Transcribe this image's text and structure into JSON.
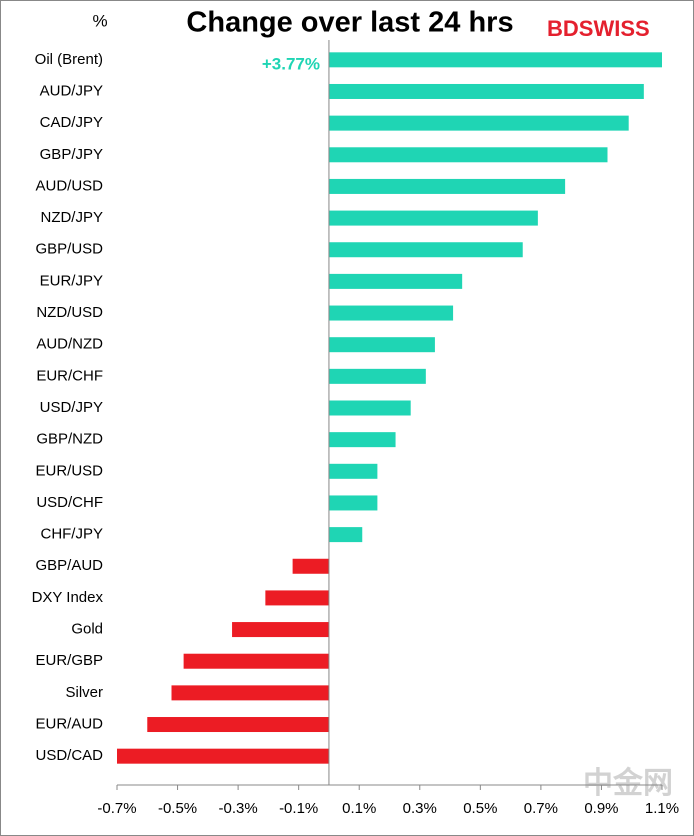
{
  "chart_data": {
    "type": "hbar",
    "title": "Change over last 24 hrs",
    "unit_label": "%",
    "brand": "BDSWISS",
    "watermark": "中金网",
    "categories": [
      "Oil (Brent)",
      "AUD/JPY",
      "CAD/JPY",
      "GBP/JPY",
      "AUD/USD",
      "NZD/JPY",
      "GBP/USD",
      "EUR/JPY",
      "NZD/USD",
      "AUD/NZD",
      "EUR/CHF",
      "USD/JPY",
      "GBP/NZD",
      "EUR/USD",
      "USD/CHF",
      "CHF/JPY",
      "GBP/AUD",
      "DXY Index",
      "Gold",
      "EUR/GBP",
      "Silver",
      "EUR/AUD",
      "USD/CAD"
    ],
    "values": [
      3.77,
      1.04,
      0.99,
      0.92,
      0.78,
      0.69,
      0.64,
      0.44,
      0.41,
      0.35,
      0.32,
      0.27,
      0.22,
      0.16,
      0.16,
      0.11,
      -0.12,
      -0.21,
      -0.32,
      -0.48,
      -0.52,
      -0.6,
      -0.7
    ],
    "value_labels": [
      "+3.77%",
      null,
      null,
      null,
      null,
      null,
      null,
      null,
      null,
      null,
      null,
      null,
      null,
      null,
      null,
      null,
      null,
      null,
      null,
      null,
      null,
      null,
      null
    ],
    "positive_color": "#1fd5b4",
    "negative_color": "#ec1c24",
    "xlim": [
      -0.7,
      1.1
    ],
    "xticks": [
      {
        "value": -0.7,
        "label": "-0.7%"
      },
      {
        "value": -0.5,
        "label": "-0.5%"
      },
      {
        "value": -0.3,
        "label": "-0.3%"
      },
      {
        "value": -0.1,
        "label": "-0.1%"
      },
      {
        "value": 0.1,
        "label": "0.1%"
      },
      {
        "value": 0.3,
        "label": "0.3%"
      },
      {
        "value": 0.5,
        "label": "0.5%"
      },
      {
        "value": 0.7,
        "label": "0.7%"
      },
      {
        "value": 0.9,
        "label": "0.9%"
      },
      {
        "value": 1.1,
        "label": "1.1%"
      }
    ],
    "grid": false
  }
}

§

■ **Requirements**: Repeat verbatim all the material, but not the pictures.

■ **Exercise output**:
Transcribe this image's text and structure into JSON.
{
  "chart_data": {
    "type": "hbar",
    "title": "Change over last 24 hrs",
    "unit_label": "%",
    "brand": "BDSWISS",
    "watermark": "中金网",
    "categories": [
      "Oil (Brent)",
      "AUD/JPY",
      "CAD/JPY",
      "GBP/JPY",
      "AUD/USD",
      "NZD/JPY",
      "GBP/USD",
      "EUR/JPY",
      "NZD/USD",
      "AUD/NZD",
      "EUR/CHF",
      "USD/JPY",
      "GBP/NZD",
      "EUR/USD",
      "USD/CHF",
      "CHF/JPY",
      "GBP/AUD",
      "DXY Index",
      "Gold",
      "EUR/GBP",
      "Silver",
      "EUR/AUD",
      "USD/CAD"
    ],
    "values": [
      3.77,
      1.04,
      0.99,
      0.92,
      0.78,
      0.69,
      0.64,
      0.44,
      0.41,
      0.35,
      0.32,
      0.27,
      0.22,
      0.16,
      0.16,
      0.11,
      -0.12,
      -0.21,
      -0.32,
      -0.48,
      -0.52,
      -0.6,
      -0.7
    ],
    "value_labels": [
      "+3.77%",
      null,
      null,
      null,
      null,
      null,
      null,
      null,
      null,
      null,
      null,
      null,
      null,
      null,
      null,
      null,
      null,
      null,
      null,
      null,
      null,
      null,
      null
    ],
    "positive_color": "#1fd5b4",
    "negative_color": "#ec1c24",
    "xlim": [
      -0.7,
      1.1
    ],
    "xticks": [
      {
        "value": -0.7,
        "label": "-0.7%"
      },
      {
        "value": -0.5,
        "label": "-0.5%"
      },
      {
        "value": -0.3,
        "label": "-0.3%"
      },
      {
        "value": -0.1,
        "label": "-0.1%"
      },
      {
        "value": 0.1,
        "label": "0.1%"
      },
      {
        "value": 0.3,
        "label": "0.3%"
      },
      {
        "value": 0.5,
        "label": "0.5%"
      },
      {
        "value": 0.7,
        "label": "0.7%"
      },
      {
        "value": 0.9,
        "label": "0.9%"
      },
      {
        "value": 1.1,
        "label": "1.1%"
      }
    ],
    "grid": false
  }
}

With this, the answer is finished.